## BEGIN Document segment
BNP Paribas AM: A roadmap for navigating protectionism

Guillermo Felices and Colin Harte from BNPP AM’s Multi Asset, Quantitative & Solutions team (MAQS) and Richard Barwell, Senior Economist, present their roadmap for navigating protectionism.

  • Financial markets have experienced another bout of volatility, this time related to an escalation in protectionism involving the US and China. An escalation of such tensions towards a full-blown trade war would be very damaging for global growth and certainly for global financial markets. We therefore describe two risk scenarios associated with such an escalation and present a road map to navigate them.

  • Globalisation – the increasingly free movement of goods, services, labour and capital – has been a key driver of increased prosperity around the world. However, not all have benefited from this process and some governments, notably that of the US, have started to address trade imbalances as a way to support their dissatisfied electorates.

  • A significant reversal in the globalisation pendulum would be very damaging for global growth and for financial markets. But it is still unclear how far back the pendulum will swing as there are institutional hurdles – such as the US Congress, the World Trade Organization (WTO) and financial markets themselves – that may slow down, limit or even stop the current initiatives by the Trump Administration.
## END Document segment
## BEGIN Extracted records
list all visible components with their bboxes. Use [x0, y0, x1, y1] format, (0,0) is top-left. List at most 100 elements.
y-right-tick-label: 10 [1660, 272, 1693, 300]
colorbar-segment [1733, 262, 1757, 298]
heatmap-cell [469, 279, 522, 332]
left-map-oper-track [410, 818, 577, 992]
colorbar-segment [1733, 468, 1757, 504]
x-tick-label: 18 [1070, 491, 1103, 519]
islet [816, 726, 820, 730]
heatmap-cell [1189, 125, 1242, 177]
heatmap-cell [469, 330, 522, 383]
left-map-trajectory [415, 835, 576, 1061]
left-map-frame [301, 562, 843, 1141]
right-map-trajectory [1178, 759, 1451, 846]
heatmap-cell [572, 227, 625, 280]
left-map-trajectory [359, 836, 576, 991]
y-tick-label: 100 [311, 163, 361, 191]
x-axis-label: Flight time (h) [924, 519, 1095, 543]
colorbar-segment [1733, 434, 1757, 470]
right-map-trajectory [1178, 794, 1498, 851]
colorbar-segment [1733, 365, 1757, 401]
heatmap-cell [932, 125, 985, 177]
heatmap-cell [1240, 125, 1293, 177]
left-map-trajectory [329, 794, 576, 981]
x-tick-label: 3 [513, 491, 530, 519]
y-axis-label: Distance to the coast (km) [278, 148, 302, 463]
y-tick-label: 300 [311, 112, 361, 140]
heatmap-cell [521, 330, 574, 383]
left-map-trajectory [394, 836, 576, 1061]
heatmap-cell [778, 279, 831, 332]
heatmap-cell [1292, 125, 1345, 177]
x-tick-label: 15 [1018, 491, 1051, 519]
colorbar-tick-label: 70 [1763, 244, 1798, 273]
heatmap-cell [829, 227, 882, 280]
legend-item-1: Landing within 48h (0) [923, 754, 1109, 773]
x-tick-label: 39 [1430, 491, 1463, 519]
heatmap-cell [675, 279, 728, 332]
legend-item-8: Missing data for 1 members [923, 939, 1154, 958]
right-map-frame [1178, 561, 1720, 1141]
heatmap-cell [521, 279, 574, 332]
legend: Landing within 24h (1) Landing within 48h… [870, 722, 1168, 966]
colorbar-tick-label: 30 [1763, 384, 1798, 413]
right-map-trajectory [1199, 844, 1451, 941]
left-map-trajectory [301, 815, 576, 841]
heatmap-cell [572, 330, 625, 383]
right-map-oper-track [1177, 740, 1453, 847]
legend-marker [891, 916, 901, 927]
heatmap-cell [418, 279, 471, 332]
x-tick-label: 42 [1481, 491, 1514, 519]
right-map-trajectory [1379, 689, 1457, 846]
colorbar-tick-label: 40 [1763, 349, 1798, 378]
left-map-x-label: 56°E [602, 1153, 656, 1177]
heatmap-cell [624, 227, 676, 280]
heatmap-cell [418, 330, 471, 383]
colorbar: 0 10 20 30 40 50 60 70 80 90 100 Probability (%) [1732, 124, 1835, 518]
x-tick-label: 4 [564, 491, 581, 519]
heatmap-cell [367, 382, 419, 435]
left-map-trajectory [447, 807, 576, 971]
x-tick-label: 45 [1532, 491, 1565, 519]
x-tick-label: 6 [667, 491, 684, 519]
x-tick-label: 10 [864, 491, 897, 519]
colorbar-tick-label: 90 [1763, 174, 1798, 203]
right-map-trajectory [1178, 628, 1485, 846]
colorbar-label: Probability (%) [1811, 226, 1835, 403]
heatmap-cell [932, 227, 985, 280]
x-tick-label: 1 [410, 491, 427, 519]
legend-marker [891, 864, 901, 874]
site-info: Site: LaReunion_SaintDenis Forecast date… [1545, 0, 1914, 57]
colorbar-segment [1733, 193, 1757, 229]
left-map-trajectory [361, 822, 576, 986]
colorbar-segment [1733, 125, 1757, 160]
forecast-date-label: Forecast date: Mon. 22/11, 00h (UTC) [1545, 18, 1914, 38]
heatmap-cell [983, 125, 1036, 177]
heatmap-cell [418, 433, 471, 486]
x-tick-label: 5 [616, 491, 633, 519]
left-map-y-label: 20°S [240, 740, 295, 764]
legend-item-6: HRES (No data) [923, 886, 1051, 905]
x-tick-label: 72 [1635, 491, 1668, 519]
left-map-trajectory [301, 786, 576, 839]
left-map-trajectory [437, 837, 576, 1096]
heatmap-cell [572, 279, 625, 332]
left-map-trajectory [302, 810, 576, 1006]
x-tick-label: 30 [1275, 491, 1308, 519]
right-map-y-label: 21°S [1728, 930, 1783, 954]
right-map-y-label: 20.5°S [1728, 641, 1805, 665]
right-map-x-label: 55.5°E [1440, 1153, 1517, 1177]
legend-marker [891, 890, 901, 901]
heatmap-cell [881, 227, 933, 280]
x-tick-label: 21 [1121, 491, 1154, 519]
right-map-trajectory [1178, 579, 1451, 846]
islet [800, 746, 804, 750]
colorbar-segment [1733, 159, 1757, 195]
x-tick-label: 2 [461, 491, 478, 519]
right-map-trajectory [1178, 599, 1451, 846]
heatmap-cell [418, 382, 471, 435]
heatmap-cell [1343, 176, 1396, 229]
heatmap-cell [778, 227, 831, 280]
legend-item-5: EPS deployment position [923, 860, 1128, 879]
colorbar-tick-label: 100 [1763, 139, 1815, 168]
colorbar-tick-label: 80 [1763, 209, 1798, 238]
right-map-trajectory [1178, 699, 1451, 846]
## END Extracted records
▶ **The tasks**:
A - From the protectionism excerpt, set down the passage starting at "Guillermo Felices and" and ending at "for navigating protectionism.".
B - According to the protectionism excerpt, which institutional hurdles may slow down, limit or even stop the current initiatives by the Trump Administration?

▶ **Full answers**:
A -
Guillermo Felices and Colin Harte from BNPP AM’s Multi Asset, Quantitative & Solutions team (MAQS) and Richard Barwell, Senior Economist, present their roadmap for navigating protectionism.

B - The US Congress, the World Trade Organization (WTO) and financial markets themselves.